>> begin MATERIAL

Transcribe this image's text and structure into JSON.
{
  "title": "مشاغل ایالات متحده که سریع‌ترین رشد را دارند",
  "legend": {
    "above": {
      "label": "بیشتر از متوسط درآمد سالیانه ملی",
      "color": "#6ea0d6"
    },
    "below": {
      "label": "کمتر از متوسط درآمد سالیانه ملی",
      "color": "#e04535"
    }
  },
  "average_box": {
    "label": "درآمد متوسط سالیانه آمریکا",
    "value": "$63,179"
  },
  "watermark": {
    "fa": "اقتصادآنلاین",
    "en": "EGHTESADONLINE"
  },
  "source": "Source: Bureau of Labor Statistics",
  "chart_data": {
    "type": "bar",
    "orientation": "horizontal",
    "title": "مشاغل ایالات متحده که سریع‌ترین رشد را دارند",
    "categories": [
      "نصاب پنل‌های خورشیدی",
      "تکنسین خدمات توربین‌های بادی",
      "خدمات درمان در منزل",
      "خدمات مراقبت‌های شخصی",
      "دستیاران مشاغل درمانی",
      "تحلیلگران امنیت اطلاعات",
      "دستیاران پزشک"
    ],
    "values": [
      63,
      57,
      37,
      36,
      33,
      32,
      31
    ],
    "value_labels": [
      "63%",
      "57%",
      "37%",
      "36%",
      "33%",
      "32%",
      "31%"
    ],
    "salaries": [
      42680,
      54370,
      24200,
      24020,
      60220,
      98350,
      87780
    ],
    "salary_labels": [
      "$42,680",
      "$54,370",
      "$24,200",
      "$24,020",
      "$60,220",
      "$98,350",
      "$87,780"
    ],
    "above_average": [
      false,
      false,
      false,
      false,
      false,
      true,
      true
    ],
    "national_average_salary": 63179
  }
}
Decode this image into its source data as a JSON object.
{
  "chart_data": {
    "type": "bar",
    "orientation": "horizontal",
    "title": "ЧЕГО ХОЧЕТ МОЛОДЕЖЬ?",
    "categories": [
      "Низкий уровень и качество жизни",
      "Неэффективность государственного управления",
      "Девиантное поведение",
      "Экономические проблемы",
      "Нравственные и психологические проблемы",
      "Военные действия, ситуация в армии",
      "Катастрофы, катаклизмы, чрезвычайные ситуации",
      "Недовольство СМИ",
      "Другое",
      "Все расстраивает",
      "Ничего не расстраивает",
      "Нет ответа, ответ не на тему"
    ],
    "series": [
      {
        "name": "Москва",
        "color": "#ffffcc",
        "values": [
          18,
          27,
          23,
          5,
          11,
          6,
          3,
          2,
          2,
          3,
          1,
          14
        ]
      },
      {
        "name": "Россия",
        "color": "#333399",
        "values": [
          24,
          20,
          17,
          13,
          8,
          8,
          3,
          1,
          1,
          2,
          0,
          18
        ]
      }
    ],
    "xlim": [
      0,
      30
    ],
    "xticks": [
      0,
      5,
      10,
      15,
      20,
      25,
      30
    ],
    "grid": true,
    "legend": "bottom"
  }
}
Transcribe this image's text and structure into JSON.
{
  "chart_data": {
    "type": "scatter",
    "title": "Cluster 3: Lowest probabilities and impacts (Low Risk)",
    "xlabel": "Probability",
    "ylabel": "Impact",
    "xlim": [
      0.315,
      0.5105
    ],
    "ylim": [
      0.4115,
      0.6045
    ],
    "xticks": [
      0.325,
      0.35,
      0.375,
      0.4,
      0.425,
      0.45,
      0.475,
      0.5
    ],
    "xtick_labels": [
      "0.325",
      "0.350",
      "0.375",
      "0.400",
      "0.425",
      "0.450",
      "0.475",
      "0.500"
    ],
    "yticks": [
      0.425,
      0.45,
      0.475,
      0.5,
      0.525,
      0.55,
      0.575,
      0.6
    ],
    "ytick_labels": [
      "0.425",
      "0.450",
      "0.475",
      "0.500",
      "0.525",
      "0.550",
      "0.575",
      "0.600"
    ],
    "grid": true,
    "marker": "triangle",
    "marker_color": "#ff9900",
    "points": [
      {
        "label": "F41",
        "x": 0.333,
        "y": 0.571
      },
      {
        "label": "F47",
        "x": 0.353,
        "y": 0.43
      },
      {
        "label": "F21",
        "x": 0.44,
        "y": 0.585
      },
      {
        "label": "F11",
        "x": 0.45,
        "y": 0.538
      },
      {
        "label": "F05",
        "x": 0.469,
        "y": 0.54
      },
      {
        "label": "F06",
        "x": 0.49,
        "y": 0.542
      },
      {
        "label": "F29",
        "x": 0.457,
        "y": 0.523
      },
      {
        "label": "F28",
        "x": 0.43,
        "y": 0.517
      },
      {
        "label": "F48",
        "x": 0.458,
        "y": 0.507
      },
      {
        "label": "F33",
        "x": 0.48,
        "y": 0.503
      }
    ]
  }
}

>> end MATERIAL

### PROMPT
In the entries above, find each line with the string "ایالات" and copy it.

### SOLUTION
  "title": "مشاغل ایالات متحده که سریع‌ترین رشد را دارند",
    "title": "مشاغل ایالات متحده که سریع‌ترین رشد را دارند",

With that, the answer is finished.